• [Brief]
Check each line of the records below and collect those holding "hovedmål".

** BEGIN Dataset records **

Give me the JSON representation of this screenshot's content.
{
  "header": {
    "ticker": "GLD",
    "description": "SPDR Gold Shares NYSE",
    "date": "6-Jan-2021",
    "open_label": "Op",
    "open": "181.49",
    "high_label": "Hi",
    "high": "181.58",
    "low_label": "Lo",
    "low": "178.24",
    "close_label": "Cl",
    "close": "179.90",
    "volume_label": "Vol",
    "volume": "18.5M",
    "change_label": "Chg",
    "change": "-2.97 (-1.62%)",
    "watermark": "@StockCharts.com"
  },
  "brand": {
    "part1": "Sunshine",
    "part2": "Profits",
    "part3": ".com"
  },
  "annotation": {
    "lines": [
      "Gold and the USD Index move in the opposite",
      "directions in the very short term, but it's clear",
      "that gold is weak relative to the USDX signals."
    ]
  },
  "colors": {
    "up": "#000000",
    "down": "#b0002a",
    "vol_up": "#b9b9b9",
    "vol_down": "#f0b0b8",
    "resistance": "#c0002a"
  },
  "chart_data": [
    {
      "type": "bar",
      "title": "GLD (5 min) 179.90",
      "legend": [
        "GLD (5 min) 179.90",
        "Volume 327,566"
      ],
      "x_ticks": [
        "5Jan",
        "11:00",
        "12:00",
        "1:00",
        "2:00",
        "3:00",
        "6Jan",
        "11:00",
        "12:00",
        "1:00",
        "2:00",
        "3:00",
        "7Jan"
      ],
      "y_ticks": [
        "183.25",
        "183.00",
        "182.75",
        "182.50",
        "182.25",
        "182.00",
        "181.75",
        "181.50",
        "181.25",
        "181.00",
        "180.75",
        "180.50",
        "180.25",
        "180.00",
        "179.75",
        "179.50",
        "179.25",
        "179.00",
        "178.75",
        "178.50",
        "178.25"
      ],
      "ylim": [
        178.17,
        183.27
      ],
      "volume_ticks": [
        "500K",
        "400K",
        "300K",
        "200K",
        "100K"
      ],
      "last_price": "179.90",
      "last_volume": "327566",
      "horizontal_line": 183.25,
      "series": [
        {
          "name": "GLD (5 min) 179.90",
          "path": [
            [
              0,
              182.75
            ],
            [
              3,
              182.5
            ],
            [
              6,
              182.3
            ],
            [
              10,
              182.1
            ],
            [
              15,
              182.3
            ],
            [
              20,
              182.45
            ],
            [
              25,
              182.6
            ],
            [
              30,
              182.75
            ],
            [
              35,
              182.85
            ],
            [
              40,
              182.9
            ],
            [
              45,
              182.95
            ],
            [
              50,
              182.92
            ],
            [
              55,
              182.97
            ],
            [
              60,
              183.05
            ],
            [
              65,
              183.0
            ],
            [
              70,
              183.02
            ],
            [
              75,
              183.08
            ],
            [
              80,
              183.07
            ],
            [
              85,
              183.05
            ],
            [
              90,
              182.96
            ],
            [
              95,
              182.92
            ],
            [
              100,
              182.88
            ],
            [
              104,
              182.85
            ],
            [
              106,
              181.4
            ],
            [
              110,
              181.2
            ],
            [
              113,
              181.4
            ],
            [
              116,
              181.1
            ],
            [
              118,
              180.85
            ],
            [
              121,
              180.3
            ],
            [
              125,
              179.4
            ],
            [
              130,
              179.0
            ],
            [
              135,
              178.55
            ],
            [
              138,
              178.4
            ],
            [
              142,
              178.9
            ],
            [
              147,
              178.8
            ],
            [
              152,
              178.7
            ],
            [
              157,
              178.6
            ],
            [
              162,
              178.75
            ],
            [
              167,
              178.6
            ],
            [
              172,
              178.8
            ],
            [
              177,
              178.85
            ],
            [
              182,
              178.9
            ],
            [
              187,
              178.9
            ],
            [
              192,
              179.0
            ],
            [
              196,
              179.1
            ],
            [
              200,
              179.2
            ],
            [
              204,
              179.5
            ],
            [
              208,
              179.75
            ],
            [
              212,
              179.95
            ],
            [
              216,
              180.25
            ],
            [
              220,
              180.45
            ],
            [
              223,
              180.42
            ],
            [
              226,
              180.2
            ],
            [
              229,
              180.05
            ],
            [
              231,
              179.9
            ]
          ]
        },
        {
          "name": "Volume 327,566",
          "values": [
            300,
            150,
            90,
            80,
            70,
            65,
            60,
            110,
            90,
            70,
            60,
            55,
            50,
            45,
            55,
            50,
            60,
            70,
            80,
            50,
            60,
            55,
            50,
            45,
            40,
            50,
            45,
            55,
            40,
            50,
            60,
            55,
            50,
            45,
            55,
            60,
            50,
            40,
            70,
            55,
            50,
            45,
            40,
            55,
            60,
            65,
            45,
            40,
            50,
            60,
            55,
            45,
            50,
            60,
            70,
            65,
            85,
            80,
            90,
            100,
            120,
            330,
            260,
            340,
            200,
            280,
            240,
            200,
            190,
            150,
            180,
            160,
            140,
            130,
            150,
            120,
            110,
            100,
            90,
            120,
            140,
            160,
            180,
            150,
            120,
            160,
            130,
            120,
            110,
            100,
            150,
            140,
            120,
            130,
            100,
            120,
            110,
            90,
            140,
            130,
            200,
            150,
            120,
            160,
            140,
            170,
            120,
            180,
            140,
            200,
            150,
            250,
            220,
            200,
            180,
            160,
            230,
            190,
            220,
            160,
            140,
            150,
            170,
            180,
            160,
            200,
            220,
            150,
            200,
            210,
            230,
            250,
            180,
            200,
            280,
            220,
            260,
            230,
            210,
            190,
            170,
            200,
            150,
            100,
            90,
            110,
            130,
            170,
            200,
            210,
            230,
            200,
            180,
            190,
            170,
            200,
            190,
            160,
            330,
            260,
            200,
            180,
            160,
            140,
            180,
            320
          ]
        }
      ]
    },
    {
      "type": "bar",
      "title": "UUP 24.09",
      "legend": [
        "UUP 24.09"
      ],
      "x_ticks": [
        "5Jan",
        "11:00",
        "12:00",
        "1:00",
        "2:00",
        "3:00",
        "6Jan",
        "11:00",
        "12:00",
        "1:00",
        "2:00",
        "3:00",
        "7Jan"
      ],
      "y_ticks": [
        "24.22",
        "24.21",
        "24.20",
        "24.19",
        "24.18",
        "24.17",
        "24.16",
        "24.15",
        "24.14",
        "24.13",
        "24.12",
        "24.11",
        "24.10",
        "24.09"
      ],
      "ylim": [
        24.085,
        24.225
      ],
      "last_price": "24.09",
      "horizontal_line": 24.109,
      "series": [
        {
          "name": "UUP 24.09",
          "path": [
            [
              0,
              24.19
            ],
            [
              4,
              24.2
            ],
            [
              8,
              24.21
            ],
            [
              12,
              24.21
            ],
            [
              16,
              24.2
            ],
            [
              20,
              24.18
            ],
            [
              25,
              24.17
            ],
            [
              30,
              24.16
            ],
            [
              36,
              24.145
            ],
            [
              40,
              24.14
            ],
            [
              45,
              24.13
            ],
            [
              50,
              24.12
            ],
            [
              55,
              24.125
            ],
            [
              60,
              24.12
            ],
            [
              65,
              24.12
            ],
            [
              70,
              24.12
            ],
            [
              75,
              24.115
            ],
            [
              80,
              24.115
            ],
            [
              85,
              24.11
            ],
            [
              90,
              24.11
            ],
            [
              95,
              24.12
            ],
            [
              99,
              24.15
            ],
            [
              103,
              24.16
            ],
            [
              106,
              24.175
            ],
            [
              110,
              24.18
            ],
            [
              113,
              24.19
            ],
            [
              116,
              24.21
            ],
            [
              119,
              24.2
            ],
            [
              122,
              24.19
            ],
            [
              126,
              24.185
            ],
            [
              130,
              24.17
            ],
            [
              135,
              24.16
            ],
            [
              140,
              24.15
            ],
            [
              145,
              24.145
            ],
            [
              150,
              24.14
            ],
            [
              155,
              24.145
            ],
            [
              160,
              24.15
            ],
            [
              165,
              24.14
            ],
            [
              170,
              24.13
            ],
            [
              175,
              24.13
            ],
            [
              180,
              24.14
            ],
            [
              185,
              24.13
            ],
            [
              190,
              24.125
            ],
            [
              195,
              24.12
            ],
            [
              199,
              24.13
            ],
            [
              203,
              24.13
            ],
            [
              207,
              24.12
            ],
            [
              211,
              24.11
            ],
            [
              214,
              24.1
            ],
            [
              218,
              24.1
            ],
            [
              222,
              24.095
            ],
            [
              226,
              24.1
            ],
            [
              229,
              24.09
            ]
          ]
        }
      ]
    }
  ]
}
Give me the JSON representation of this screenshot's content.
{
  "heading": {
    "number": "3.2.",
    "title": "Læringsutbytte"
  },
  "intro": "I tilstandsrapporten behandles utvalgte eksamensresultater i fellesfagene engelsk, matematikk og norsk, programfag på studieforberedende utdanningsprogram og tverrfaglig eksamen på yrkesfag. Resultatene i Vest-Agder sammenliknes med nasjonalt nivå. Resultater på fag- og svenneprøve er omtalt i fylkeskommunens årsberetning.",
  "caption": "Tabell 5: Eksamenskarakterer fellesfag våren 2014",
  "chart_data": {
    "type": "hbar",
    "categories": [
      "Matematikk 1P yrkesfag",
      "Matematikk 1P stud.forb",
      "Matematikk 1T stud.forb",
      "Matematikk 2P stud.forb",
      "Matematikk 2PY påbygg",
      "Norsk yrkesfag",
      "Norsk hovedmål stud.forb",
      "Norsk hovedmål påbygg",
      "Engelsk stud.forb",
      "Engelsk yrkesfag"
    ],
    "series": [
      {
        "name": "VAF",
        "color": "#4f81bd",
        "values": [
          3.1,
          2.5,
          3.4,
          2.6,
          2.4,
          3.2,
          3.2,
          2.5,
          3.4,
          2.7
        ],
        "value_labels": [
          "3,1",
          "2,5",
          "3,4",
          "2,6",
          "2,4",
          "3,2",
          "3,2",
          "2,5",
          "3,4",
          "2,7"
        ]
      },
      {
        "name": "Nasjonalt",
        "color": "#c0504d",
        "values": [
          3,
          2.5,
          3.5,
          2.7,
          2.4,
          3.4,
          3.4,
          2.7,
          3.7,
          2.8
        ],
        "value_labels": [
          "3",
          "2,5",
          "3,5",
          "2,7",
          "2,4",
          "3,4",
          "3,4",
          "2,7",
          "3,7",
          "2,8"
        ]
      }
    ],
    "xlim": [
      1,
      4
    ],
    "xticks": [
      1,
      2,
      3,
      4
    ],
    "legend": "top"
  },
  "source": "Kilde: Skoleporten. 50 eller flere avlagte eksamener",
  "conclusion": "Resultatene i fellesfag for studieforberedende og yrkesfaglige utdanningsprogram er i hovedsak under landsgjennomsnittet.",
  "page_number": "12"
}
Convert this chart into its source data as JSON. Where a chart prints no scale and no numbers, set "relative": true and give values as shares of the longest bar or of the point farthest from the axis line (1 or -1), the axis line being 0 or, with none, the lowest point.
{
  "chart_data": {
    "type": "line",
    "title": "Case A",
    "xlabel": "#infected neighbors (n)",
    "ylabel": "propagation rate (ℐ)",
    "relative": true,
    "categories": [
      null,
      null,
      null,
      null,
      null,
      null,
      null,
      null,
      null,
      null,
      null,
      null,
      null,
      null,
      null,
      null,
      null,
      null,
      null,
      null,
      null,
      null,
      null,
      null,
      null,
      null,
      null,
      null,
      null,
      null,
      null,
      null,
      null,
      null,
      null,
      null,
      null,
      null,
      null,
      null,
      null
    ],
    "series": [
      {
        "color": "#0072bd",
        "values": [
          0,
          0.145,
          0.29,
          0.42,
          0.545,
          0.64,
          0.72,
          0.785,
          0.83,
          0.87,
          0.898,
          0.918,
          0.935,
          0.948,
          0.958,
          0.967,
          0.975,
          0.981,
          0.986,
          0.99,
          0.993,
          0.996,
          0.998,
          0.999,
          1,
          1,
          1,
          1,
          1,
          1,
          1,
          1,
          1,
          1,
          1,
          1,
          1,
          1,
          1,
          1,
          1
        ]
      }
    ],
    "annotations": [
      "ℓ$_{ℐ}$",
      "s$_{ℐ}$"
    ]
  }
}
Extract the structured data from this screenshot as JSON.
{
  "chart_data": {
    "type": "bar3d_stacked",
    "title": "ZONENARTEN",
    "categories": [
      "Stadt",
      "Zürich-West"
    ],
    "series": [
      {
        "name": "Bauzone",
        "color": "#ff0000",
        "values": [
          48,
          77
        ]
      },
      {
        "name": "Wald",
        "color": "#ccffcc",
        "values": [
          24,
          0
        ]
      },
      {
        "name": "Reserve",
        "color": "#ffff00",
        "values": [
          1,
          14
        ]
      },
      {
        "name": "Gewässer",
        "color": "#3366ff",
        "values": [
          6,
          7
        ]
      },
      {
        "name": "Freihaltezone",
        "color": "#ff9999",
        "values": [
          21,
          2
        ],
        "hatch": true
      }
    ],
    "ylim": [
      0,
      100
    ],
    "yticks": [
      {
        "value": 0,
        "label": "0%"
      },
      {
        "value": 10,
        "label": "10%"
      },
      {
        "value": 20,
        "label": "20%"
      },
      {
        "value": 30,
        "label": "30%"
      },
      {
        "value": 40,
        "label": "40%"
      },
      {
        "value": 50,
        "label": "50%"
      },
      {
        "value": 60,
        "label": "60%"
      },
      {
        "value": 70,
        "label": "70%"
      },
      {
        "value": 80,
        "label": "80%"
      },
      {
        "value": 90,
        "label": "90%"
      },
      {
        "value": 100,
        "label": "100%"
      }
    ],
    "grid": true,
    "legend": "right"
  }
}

** END Dataset records **

• [Expected output]
      "Norsk hovedmål stud.forb",
      "Norsk hovedmål påbygg",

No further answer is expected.